*Task description*. Output the data below in full, byte for byte. Nothing may differ.

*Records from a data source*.
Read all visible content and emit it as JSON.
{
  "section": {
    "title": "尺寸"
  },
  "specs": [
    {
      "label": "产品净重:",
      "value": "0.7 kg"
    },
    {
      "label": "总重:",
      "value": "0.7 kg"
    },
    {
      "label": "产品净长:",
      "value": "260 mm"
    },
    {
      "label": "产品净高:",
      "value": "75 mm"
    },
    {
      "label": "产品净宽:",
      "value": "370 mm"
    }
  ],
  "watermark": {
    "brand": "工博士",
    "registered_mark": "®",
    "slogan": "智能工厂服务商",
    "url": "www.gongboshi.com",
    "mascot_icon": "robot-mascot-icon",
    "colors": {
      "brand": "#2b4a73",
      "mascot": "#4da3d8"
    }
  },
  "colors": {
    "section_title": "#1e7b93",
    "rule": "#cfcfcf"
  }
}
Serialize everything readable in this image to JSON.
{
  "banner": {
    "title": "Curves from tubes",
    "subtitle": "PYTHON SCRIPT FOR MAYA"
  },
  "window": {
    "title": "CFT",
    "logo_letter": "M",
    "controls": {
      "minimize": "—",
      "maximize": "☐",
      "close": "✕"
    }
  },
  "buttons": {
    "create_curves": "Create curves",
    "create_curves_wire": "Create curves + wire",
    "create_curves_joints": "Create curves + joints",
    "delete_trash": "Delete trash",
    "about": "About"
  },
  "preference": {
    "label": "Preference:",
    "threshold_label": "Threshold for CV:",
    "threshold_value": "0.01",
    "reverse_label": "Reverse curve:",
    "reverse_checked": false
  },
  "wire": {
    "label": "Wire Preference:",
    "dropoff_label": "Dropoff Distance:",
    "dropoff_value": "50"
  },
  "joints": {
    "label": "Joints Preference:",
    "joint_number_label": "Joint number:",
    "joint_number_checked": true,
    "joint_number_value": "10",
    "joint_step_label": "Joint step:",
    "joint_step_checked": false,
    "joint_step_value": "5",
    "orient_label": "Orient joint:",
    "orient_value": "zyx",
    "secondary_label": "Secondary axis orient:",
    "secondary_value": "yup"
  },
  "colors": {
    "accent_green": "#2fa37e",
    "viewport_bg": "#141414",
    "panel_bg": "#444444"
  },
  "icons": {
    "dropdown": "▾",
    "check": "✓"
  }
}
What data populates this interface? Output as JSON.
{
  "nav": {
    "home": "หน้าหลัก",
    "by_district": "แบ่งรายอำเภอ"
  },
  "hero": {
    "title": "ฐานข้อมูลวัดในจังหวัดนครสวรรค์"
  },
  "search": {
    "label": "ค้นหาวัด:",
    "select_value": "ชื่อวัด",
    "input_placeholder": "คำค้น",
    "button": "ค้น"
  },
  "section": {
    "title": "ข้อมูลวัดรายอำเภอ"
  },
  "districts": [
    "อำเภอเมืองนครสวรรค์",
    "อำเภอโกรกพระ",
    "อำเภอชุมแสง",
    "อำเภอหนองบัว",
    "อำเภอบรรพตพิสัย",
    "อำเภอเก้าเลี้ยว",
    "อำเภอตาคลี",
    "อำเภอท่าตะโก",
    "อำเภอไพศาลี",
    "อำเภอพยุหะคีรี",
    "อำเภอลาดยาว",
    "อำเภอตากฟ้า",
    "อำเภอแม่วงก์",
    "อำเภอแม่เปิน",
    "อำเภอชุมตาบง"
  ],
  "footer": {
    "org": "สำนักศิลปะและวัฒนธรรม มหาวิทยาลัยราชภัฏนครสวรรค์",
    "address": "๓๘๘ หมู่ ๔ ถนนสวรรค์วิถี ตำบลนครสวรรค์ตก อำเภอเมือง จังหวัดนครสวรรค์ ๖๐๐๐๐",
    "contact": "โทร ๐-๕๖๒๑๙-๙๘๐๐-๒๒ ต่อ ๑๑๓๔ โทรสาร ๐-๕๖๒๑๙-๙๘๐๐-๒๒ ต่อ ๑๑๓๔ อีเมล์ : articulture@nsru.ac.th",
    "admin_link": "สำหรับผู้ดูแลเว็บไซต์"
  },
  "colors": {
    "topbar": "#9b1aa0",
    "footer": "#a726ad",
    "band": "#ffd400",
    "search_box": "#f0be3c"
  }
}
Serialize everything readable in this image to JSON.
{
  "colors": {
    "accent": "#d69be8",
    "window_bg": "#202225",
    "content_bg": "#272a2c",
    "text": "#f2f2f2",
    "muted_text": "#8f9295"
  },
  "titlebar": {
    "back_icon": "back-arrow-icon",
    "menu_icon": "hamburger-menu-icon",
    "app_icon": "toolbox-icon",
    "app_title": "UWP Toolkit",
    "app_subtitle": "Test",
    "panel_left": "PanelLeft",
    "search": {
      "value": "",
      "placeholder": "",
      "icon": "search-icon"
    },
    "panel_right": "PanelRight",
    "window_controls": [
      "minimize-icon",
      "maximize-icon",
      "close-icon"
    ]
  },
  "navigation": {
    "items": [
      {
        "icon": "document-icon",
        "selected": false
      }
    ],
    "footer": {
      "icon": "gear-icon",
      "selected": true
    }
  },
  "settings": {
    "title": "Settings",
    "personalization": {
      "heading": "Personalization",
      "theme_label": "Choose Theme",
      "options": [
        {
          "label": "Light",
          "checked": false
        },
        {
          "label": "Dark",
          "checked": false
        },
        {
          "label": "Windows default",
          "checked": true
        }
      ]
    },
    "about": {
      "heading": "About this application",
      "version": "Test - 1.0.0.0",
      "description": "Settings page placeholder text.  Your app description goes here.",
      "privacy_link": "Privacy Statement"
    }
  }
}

*Written answer*.
Read all visible content and emit it as JSON.
{
  "section": {
    "title": "尺寸"
  },
  "specs": [
    {
      "label": "产品净重:",
      "value": "0.7 kg"
    },
    {
      "label": "总重:",
      "value": "0.7 kg"
    },
    {
      "label": "产品净长:",
      "value": "260 mm"
    },
    {
      "label": "产品净高:",
      "value": "75 mm"
    },
    {
      "label": "产品净宽:",
      "value": "370 mm"
    }
  ],
  "watermark": {
    "brand": "工博士",
    "registered_mark": "®",
    "slogan": "智能工厂服务商",
    "url": "www.gongboshi.com",
    "mascot_icon": "robot-mascot-icon",
    "colors": {
      "brand": "#2b4a73",
      "mascot": "#4da3d8"
    }
  },
  "colors": {
    "section_title": "#1e7b93",
    "rule": "#cfcfcf"
  }
}
Serialize everything readable in this image to JSON.
{
  "banner": {
    "title": "Curves from tubes",
    "subtitle": "PYTHON SCRIPT FOR MAYA"
  },
  "window": {
    "title": "CFT",
    "logo_letter": "M",
    "controls": {
      "minimize": "—",
      "maximize": "☐",
      "close": "✕"
    }
  },
  "buttons": {
    "create_curves": "Create curves",
    "create_curves_wire": "Create curves + wire",
    "create_curves_joints": "Create curves + joints",
    "delete_trash": "Delete trash",
    "about": "About"
  },
  "preference": {
    "label": "Preference:",
    "threshold_label": "Threshold for CV:",
    "threshold_value": "0.01",
    "reverse_label": "Reverse curve:",
    "reverse_checked": false
  },
  "wire": {
    "label": "Wire Preference:",
    "dropoff_label": "Dropoff Distance:",
    "dropoff_value": "50"
  },
  "joints": {
    "label": "Joints Preference:",
    "joint_number_label": "Joint number:",
    "joint_number_checked": true,
    "joint_number_value": "10",
    "joint_step_label": "Joint step:",
    "joint_step_checked": false,
    "joint_step_value": "5",
    "orient_label": "Orient joint:",
    "orient_value": "zyx",
    "secondary_label": "Secondary axis orient:",
    "secondary_value": "yup"
  },
  "colors": {
    "accent_green": "#2fa37e",
    "viewport_bg": "#141414",
    "panel_bg": "#444444"
  },
  "icons": {
    "dropdown": "▾",
    "check": "✓"
  }
}
What data populates this interface? Output as JSON.
{
  "nav": {
    "home": "หน้าหลัก",
    "by_district": "แบ่งรายอำเภอ"
  },
  "hero": {
    "title": "ฐานข้อมูลวัดในจังหวัดนครสวรรค์"
  },
  "search": {
    "label": "ค้นหาวัด:",
    "select_value": "ชื่อวัด",
    "input_placeholder": "คำค้น",
    "button": "ค้น"
  },
  "section": {
    "title": "ข้อมูลวัดรายอำเภอ"
  },
  "districts": [
    "อำเภอเมืองนครสวรรค์",
    "อำเภอโกรกพระ",
    "อำเภอชุมแสง",
    "อำเภอหนองบัว",
    "อำเภอบรรพตพิสัย",
    "อำเภอเก้าเลี้ยว",
    "อำเภอตาคลี",
    "อำเภอท่าตะโก",
    "อำเภอไพศาลี",
    "อำเภอพยุหะคีรี",
    "อำเภอลาดยาว",
    "อำเภอตากฟ้า",
    "อำเภอแม่วงก์",
    "อำเภอแม่เปิน",
    "อำเภอชุมตาบง"
  ],
  "footer": {
    "org": "สำนักศิลปะและวัฒนธรรม มหาวิทยาลัยราชภัฏนครสวรรค์",
    "address": "๓๘๘ หมู่ ๔ ถนนสวรรค์วิถี ตำบลนครสวรรค์ตก อำเภอเมือง จังหวัดนครสวรรค์ ๖๐๐๐๐",
    "contact": "โทร ๐-๕๖๒๑๙-๙๘๐๐-๒๒ ต่อ ๑๑๓๔ โทรสาร ๐-๕๖๒๑๙-๙๘๐๐-๒๒ ต่อ ๑๑๓๔ อีเมล์ : articulture@nsru.ac.th",
    "admin_link": "สำหรับผู้ดูแลเว็บไซต์"
  },
  "colors": {
    "topbar": "#9b1aa0",
    "footer": "#a726ad",
    "band": "#ffd400",
    "search_box": "#f0be3c"
  }
}
Serialize everything readable in this image to JSON.
{
  "colors": {
    "accent": "#d69be8",
    "window_bg": "#202225",
    "content_bg": "#272a2c",
    "text": "#f2f2f2",
    "muted_text": "#8f9295"
  },
  "titlebar": {
    "back_icon": "back-arrow-icon",
    "menu_icon": "hamburger-menu-icon",
    "app_icon": "toolbox-icon",
    "app_title": "UWP Toolkit",
    "app_subtitle": "Test",
    "panel_left": "PanelLeft",
    "search": {
      "value": "",
      "placeholder": "",
      "icon": "search-icon"
    },
    "panel_right": "PanelRight",
    "window_controls": [
      "minimize-icon",
      "maximize-icon",
      "close-icon"
    ]
  },
  "navigation": {
    "items": [
      {
        "icon": "document-icon",
        "selected": false
      }
    ],
    "footer": {
      "icon": "gear-icon",
      "selected": true
    }
  },
  "settings": {
    "title": "Settings",
    "personalization": {
      "heading": "Personalization",
      "theme_label": "Choose Theme",
      "options": [
        {
          "label": "Light",
          "checked": false
        },
        {
          "label": "Dark",
          "checked": false
        },
        {
          "label": "Windows default",
          "checked": true
        }
      ]
    },
    "about": {
      "heading": "About this application",
      "version": "Test - 1.0.0.0",
      "description": "Settings page placeholder text.  Your app description goes here.",
      "privacy_link": "Privacy Statement"
    }
  }
}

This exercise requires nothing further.